(TASK STATEMENT): All entries must be extracted exactly, with nothing added or dropped.

(MATERIAL TO PROCESS):
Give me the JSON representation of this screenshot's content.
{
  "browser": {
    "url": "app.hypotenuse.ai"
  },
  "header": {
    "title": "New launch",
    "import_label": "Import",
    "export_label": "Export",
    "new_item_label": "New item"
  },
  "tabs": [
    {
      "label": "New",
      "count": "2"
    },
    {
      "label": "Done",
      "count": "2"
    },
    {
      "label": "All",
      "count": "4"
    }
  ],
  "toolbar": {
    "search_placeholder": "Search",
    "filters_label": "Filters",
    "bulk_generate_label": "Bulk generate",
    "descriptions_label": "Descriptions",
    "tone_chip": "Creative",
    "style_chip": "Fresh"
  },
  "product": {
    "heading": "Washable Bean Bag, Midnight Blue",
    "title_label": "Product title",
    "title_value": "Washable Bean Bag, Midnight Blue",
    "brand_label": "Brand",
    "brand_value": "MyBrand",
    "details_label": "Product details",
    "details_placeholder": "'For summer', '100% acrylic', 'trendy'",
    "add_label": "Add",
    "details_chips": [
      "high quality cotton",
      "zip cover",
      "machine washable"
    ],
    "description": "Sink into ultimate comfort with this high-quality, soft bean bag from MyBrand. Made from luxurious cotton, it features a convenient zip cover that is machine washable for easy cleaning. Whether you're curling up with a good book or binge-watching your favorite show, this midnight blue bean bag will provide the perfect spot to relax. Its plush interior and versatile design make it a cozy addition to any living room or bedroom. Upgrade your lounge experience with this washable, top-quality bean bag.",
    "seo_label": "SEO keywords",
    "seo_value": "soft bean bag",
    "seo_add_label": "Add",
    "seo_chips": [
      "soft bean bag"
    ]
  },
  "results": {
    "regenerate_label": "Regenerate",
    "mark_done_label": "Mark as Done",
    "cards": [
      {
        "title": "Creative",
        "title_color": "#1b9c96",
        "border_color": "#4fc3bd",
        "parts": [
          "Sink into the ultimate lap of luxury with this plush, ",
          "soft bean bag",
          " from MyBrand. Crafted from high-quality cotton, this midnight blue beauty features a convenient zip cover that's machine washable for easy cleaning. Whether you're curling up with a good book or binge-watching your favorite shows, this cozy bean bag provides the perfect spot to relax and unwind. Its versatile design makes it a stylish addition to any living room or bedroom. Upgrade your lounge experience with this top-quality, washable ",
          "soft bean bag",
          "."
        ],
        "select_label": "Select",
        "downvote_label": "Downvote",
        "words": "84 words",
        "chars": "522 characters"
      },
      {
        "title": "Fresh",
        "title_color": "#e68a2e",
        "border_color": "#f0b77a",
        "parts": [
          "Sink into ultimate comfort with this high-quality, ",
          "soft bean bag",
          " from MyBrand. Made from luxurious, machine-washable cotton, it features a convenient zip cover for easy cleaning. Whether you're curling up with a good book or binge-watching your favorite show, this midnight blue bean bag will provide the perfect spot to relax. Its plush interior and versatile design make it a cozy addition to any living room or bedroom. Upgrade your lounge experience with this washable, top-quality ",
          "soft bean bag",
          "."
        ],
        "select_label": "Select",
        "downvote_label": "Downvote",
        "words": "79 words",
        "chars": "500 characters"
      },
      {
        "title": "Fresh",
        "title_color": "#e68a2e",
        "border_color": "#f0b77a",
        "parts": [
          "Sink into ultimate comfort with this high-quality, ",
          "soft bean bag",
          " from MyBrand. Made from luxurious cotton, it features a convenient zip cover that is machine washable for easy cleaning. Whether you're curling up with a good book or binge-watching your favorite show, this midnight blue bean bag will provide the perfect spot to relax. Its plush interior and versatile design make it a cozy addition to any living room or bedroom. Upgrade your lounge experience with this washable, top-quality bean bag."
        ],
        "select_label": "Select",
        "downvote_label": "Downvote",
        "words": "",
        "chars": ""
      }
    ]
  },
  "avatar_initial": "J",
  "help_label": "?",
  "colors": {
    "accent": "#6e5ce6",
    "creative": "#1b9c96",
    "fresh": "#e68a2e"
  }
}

(SOLUTION):
Give me the JSON representation of this screenshot's content.
{
  "browser": {
    "url": "app.hypotenuse.ai"
  },
  "header": {
    "title": "New launch",
    "import_label": "Import",
    "export_label": "Export",
    "new_item_label": "New item"
  },
  "tabs": [
    {
      "label": "New",
      "count": "2"
    },
    {
      "label": "Done",
      "count": "2"
    },
    {
      "label": "All",
      "count": "4"
    }
  ],
  "toolbar": {
    "search_placeholder": "Search",
    "filters_label": "Filters",
    "bulk_generate_label": "Bulk generate",
    "descriptions_label": "Descriptions",
    "tone_chip": "Creative",
    "style_chip": "Fresh"
  },
  "product": {
    "heading": "Washable Bean Bag, Midnight Blue",
    "title_label": "Product title",
    "title_value": "Washable Bean Bag, Midnight Blue",
    "brand_label": "Brand",
    "brand_value": "MyBrand",
    "details_label": "Product details",
    "details_placeholder": "'For summer', '100% acrylic', 'trendy'",
    "add_label": "Add",
    "details_chips": [
      "high quality cotton",
      "zip cover",
      "machine washable"
    ],
    "description": "Sink into ultimate comfort with this high-quality, soft bean bag from MyBrand. Made from luxurious cotton, it features a convenient zip cover that is machine washable for easy cleaning. Whether you're curling up with a good book or binge-watching your favorite show, this midnight blue bean bag will provide the perfect spot to relax. Its plush interior and versatile design make it a cozy addition to any living room or bedroom. Upgrade your lounge experience with this washable, top-quality bean bag.",
    "seo_label": "SEO keywords",
    "seo_value": "soft bean bag",
    "seo_add_label": "Add",
    "seo_chips": [
      "soft bean bag"
    ]
  },
  "results": {
    "regenerate_label": "Regenerate",
    "mark_done_label": "Mark as Done",
    "cards": [
      {
        "title": "Creative",
        "title_color": "#1b9c96",
        "border_color": "#4fc3bd",
        "parts": [
          "Sink into the ultimate lap of luxury with this plush, ",
          "soft bean bag",
          " from MyBrand. Crafted from high-quality cotton, this midnight blue beauty features a convenient zip cover that's machine washable for easy cleaning. Whether you're curling up with a good book or binge-watching your favorite shows, this cozy bean bag provides the perfect spot to relax and unwind. Its versatile design makes it a stylish addition to any living room or bedroom. Upgrade your lounge experience with this top-quality, washable ",
          "soft bean bag",
          "."
        ],
        "select_label": "Select",
        "downvote_label": "Downvote",
        "words": "84 words",
        "chars": "522 characters"
      },
      {
        "title": "Fresh",
        "title_color": "#e68a2e",
        "border_color": "#f0b77a",
        "parts": [
          "Sink into ultimate comfort with this high-quality, ",
          "soft bean bag",
          " from MyBrand. Made from luxurious, machine-washable cotton, it features a convenient zip cover for easy cleaning. Whether you're curling up with a good book or binge-watching your favorite show, this midnight blue bean bag will provide the perfect spot to relax. Its plush interior and versatile design make it a cozy addition to any living room or bedroom. Upgrade your lounge experience with this washable, top-quality ",
          "soft bean bag",
          "."
        ],
        "select_label": "Select",
        "downvote_label": "Downvote",
        "words": "79 words",
        "chars": "500 characters"
      },
      {
        "title": "Fresh",
        "title_color": "#e68a2e",
        "border_color": "#f0b77a",
        "parts": [
          "Sink into ultimate comfort with this high-quality, ",
          "soft bean bag",
          " from MyBrand. Made from luxurious cotton, it features a convenient zip cover that is machine washable for easy cleaning. Whether you're curling up with a good book or binge-watching your favorite show, this midnight blue bean bag will provide the perfect spot to relax. Its plush interior and versatile design make it a cozy addition to any living room or bedroom. Upgrade your lounge experience with this washable, top-quality bean bag."
        ],
        "select_label": "Select",
        "downvote_label": "Downvote",
        "words": "",
        "chars": ""
      }
    ]
  },
  "avatar_initial": "J",
  "help_label": "?",
  "colors": {
    "accent": "#6e5ce6",
    "creative": "#1b9c96",
    "fresh": "#e68a2e"
  }
}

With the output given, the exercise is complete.